(Stored data entries)
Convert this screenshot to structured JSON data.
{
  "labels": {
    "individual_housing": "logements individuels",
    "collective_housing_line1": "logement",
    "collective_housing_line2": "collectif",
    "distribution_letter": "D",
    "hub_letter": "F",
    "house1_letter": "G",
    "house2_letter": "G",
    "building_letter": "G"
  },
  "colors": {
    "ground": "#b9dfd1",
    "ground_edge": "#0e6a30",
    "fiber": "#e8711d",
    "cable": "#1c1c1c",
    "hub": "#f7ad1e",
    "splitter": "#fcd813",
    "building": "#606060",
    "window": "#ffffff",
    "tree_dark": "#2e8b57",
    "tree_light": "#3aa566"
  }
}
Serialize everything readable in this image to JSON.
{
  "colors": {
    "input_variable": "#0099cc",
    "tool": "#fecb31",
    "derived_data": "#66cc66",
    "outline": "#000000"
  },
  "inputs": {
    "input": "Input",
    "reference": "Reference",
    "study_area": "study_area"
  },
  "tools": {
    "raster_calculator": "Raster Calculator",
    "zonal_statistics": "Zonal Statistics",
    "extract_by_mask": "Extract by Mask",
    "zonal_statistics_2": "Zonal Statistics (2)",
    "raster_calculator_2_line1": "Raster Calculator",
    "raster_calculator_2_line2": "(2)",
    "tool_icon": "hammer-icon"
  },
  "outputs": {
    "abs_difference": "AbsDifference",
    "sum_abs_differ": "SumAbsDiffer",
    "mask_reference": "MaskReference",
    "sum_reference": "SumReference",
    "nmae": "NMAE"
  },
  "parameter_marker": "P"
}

▶ Task brief
Where a line above holds the string "JSON", show that line.

▶ Final result
Convert this screenshot to structured JSON data.
Serialize everything readable in this image to JSON.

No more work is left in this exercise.